**Dataset rows:**
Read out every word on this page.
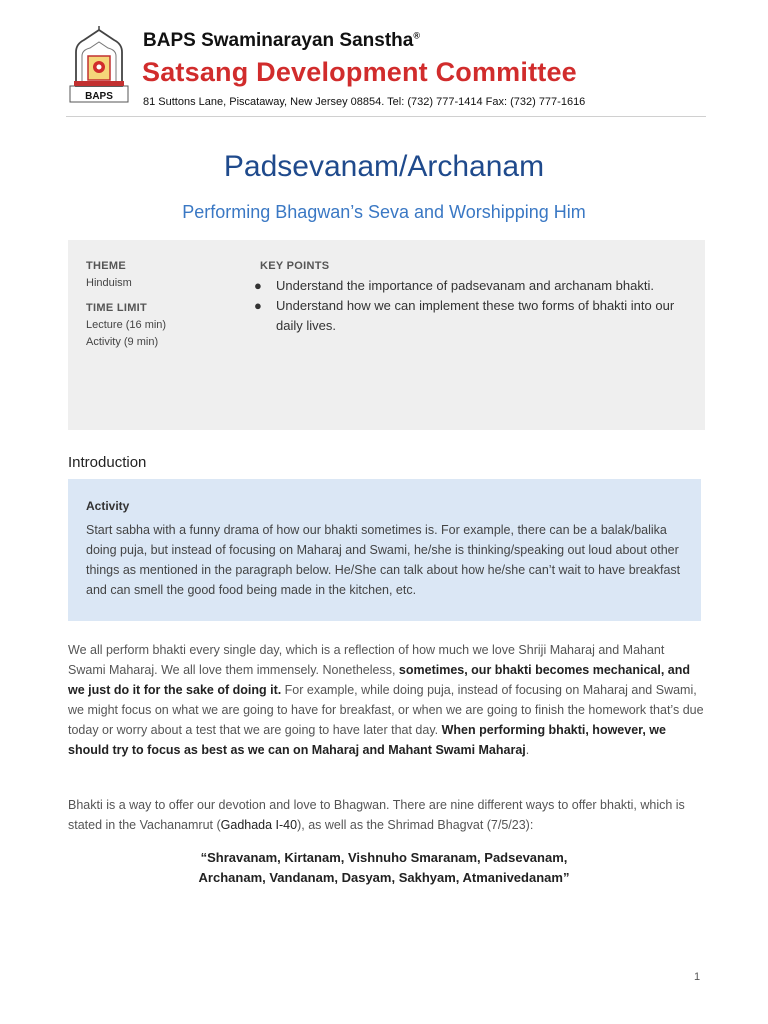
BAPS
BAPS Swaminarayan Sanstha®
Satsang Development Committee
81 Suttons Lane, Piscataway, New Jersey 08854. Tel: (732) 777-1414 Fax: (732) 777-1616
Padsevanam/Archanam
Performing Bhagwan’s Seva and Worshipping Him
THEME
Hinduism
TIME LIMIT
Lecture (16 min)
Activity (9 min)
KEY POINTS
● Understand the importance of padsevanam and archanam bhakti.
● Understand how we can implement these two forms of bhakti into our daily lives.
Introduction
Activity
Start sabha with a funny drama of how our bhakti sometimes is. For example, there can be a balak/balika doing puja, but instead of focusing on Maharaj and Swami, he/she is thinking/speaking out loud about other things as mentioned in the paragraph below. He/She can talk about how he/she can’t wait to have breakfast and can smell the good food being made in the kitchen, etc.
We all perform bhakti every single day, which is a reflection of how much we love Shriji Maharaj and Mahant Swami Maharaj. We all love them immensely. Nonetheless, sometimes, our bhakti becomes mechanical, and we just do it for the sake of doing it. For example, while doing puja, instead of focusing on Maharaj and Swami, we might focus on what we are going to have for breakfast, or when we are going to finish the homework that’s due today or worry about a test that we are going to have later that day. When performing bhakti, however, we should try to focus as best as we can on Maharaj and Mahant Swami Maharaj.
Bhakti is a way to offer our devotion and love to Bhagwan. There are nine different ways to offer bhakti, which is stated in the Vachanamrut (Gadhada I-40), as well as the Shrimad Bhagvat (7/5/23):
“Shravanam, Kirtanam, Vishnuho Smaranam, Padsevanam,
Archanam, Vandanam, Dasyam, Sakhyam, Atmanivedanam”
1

==

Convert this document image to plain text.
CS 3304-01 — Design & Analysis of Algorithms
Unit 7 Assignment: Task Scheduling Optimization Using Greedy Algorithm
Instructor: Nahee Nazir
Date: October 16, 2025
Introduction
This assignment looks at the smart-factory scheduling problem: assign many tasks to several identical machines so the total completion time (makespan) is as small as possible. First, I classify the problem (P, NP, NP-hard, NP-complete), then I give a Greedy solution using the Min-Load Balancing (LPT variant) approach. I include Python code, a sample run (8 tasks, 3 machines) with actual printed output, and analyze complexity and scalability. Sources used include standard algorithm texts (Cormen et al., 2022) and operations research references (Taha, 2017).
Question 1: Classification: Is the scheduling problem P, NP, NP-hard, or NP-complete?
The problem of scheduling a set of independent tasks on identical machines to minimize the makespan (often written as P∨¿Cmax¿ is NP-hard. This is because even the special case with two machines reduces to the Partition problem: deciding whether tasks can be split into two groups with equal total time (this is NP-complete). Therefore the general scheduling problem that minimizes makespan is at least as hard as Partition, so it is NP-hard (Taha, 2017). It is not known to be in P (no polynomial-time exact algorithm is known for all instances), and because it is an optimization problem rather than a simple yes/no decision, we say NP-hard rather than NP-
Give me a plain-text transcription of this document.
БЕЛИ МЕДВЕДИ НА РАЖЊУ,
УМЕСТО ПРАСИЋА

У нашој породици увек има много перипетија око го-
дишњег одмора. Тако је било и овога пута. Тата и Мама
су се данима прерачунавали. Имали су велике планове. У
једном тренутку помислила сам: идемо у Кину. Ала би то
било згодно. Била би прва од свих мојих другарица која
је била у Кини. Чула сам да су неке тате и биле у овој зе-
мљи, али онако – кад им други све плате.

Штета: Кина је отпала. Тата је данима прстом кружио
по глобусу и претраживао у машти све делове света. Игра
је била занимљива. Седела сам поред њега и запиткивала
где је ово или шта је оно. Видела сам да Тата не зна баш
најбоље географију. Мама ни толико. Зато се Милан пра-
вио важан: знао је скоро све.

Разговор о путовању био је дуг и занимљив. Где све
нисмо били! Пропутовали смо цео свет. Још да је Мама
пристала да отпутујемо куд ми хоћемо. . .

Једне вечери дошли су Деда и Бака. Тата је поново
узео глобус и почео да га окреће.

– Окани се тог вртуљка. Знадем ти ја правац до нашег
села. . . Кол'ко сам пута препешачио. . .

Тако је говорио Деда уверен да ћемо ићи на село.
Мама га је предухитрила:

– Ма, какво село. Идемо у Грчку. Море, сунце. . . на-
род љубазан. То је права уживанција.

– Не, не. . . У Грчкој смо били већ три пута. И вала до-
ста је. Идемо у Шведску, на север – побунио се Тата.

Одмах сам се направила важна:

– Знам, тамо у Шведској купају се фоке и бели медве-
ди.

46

* * *

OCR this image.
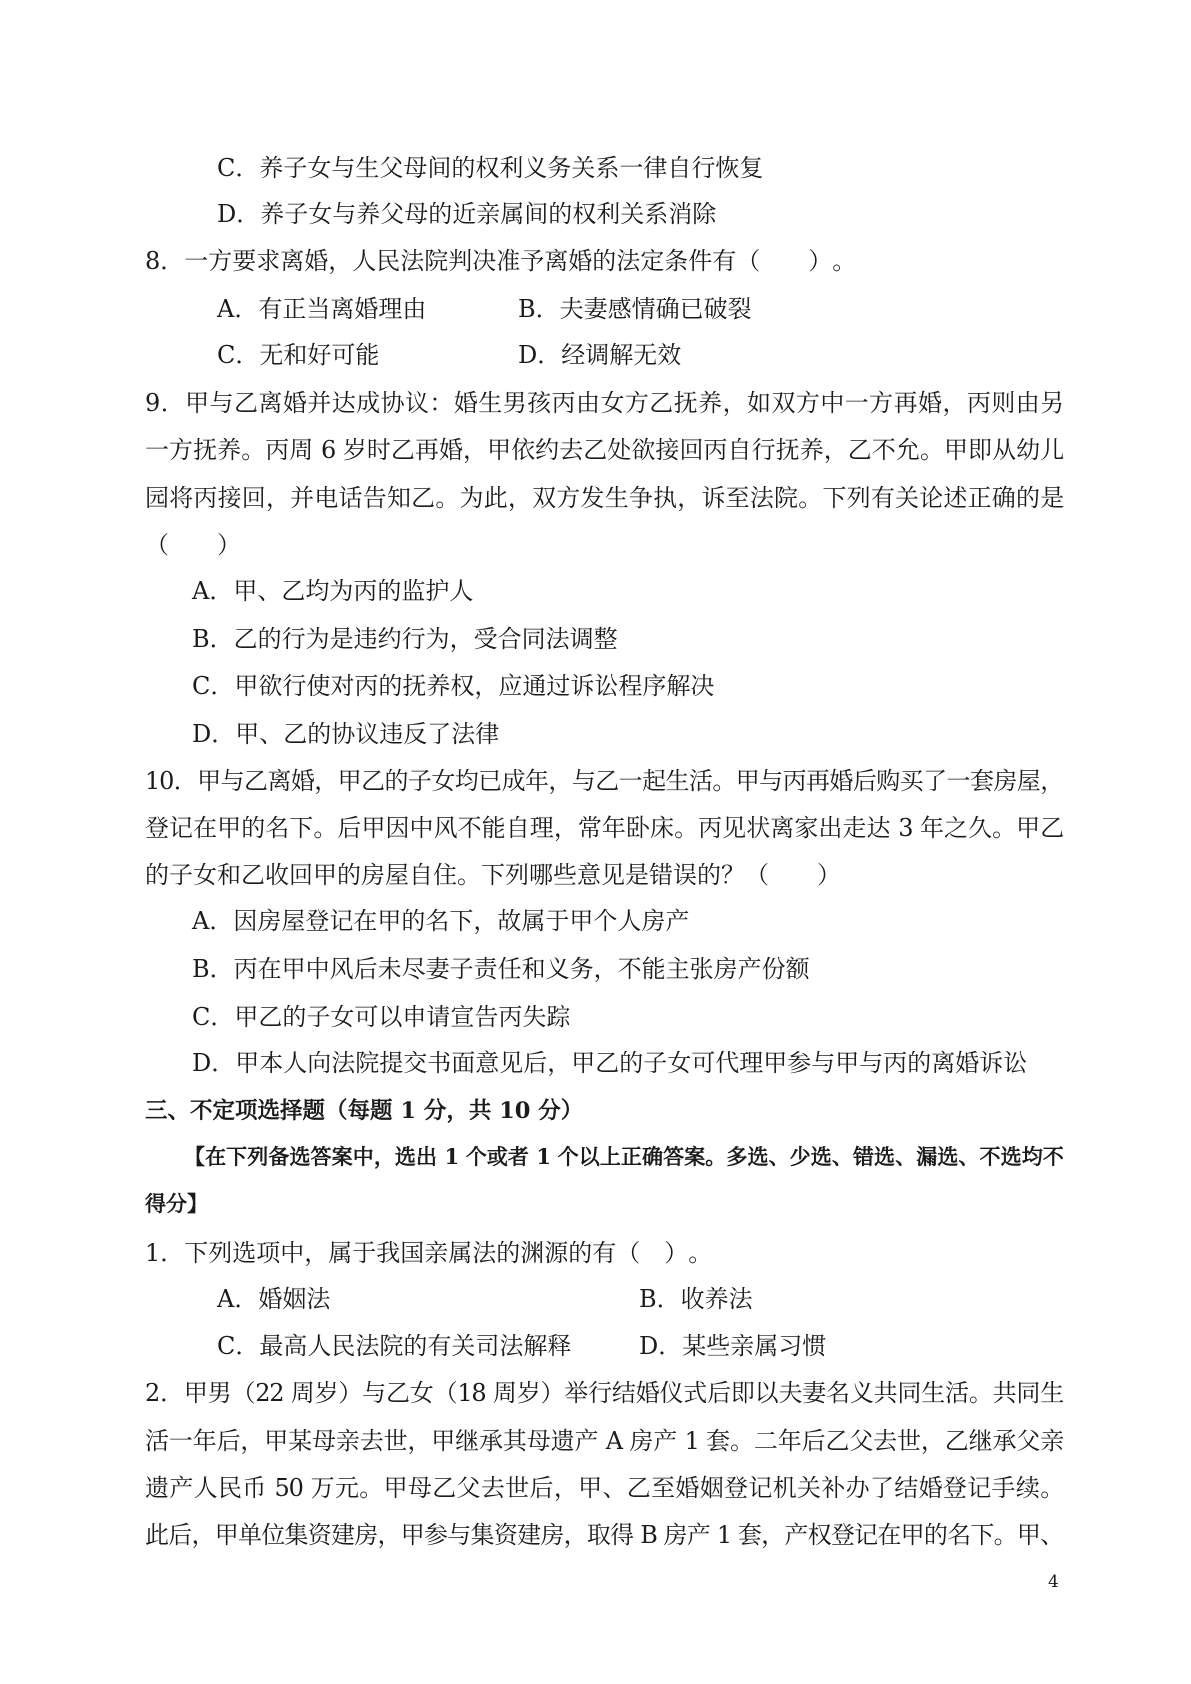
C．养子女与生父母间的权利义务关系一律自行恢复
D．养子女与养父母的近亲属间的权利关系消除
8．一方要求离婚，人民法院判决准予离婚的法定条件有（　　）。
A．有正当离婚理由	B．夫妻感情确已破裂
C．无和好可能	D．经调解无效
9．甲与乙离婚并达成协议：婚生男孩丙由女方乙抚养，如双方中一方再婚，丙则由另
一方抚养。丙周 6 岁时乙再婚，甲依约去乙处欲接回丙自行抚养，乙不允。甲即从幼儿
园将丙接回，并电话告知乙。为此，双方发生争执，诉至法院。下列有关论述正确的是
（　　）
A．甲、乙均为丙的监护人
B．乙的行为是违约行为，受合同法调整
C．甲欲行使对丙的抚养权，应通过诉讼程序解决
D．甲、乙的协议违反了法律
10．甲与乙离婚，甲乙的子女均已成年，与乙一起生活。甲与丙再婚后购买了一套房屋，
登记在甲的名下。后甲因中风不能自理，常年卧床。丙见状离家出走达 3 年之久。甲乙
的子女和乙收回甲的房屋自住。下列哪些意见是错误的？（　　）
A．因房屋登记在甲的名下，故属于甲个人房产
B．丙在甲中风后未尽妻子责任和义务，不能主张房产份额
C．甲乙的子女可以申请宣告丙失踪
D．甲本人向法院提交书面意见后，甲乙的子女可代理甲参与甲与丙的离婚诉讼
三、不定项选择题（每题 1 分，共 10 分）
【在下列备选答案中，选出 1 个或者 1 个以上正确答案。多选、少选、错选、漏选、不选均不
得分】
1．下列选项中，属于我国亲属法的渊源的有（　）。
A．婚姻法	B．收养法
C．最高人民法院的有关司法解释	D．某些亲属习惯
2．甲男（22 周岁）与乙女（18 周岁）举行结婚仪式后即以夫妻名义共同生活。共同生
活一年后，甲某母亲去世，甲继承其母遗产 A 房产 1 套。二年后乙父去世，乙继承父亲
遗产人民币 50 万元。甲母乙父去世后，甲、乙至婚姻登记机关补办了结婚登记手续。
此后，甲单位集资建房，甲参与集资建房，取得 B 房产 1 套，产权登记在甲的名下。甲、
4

**Short problem:**
Among the entries, how many lines include the word "Greedy"? Answer with a single number and nothing further.

**Final answer:**
2